*Set task:* Please pull out every line that includes the string "наличии".

*Data to process:*
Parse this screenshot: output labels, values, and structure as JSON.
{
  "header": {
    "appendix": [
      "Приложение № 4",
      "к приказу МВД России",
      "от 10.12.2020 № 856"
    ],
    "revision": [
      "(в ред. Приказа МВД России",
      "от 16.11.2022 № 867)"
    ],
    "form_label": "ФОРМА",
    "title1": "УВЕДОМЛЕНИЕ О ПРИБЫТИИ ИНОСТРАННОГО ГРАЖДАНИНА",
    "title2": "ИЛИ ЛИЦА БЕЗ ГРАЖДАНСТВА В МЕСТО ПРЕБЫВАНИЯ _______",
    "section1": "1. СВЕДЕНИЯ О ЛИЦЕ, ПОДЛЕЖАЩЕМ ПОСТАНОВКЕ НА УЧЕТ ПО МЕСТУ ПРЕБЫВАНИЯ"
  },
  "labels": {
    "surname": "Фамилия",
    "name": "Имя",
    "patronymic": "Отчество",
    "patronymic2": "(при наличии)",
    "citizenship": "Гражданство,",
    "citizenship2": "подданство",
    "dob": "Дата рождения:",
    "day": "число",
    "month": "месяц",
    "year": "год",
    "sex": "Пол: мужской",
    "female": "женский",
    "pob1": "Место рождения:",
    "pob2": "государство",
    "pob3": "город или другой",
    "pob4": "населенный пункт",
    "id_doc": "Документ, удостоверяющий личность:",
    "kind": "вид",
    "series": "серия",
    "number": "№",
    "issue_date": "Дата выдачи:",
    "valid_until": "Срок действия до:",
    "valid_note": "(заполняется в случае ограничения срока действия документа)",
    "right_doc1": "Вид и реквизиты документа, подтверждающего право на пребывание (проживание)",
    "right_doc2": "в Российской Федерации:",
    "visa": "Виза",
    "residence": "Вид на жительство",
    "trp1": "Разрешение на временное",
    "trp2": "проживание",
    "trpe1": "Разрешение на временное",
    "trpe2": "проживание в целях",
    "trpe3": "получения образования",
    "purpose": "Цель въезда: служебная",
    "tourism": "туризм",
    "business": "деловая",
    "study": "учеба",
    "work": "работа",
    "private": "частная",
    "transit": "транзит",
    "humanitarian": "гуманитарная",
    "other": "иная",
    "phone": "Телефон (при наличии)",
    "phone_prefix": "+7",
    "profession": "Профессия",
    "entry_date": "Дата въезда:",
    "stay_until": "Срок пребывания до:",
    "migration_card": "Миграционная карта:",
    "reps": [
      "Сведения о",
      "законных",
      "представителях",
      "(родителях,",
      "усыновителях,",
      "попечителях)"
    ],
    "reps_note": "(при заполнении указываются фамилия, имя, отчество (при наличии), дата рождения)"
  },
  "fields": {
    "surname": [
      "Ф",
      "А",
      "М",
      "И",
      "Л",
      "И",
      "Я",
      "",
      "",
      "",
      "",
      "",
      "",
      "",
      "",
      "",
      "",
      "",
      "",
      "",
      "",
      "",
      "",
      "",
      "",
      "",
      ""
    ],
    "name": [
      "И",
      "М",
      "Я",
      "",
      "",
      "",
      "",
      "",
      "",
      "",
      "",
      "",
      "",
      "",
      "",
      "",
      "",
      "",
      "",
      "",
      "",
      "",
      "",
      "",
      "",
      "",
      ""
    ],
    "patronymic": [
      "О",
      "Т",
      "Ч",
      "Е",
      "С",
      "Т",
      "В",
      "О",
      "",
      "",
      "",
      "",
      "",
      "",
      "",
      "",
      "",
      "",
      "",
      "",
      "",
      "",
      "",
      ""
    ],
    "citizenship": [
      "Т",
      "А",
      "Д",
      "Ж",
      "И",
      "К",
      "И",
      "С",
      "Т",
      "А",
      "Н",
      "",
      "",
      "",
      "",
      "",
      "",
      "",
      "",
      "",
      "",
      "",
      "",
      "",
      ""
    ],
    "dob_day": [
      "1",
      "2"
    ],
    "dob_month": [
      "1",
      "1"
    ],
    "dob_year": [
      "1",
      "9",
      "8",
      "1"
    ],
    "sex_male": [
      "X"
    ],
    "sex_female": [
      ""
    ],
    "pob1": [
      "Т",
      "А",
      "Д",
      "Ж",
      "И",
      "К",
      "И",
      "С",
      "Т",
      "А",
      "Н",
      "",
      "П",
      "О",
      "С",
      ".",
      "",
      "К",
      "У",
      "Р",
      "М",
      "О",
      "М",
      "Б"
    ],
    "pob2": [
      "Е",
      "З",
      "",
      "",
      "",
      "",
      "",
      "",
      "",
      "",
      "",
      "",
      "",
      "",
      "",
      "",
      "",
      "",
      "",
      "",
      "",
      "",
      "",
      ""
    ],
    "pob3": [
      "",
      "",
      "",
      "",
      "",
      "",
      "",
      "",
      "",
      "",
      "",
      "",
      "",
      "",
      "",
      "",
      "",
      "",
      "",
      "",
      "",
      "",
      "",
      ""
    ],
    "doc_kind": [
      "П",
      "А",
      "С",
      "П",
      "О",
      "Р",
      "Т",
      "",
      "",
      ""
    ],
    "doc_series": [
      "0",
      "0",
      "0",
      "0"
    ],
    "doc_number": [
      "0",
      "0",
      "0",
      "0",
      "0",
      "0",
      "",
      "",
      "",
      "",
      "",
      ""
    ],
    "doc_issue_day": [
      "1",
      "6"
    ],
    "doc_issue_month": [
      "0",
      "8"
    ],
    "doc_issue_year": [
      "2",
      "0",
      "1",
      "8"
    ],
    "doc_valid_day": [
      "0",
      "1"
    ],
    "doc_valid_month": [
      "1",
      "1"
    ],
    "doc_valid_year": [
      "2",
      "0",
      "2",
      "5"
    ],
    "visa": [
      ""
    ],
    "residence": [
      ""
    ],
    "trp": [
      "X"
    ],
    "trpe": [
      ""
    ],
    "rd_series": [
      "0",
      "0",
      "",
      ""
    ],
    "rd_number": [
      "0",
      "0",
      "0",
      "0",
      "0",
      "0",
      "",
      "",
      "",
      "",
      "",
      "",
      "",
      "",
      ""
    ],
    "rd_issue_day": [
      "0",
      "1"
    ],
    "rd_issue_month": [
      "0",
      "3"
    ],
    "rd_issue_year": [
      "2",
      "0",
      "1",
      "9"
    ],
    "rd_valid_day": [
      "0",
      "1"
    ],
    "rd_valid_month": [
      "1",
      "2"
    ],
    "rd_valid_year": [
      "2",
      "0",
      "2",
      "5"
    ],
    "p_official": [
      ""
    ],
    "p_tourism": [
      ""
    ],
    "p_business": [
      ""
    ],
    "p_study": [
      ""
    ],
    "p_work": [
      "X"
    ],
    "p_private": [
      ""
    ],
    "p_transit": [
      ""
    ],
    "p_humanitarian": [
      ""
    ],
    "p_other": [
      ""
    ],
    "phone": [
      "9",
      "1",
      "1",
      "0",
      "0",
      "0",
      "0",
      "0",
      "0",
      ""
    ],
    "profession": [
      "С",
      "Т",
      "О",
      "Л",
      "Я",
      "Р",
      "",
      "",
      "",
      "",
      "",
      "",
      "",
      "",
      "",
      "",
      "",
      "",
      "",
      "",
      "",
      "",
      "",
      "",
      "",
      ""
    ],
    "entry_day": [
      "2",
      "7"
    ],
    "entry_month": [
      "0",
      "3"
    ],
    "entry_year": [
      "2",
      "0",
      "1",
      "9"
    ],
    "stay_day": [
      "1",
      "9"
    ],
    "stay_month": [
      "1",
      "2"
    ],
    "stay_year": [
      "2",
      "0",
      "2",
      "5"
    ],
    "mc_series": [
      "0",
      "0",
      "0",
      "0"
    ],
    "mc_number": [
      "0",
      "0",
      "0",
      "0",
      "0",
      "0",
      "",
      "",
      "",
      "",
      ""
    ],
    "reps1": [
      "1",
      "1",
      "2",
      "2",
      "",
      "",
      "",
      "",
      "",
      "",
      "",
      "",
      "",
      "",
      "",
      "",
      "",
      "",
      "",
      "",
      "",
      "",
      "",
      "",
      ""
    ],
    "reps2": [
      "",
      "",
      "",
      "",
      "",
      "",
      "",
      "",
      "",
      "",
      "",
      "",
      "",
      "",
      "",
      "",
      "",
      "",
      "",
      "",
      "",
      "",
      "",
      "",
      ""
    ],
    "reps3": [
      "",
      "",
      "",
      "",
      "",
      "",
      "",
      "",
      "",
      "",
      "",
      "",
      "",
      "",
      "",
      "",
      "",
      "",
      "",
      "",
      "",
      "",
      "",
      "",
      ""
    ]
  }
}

*Result of the exercise:*
    "patronymic2": "(при наличии)",
    "phone": "Телефон (при наличии)",
    "reps_note": "(при заполнении указываются фамилия, имя, отчество (при наличии), дата рождения)"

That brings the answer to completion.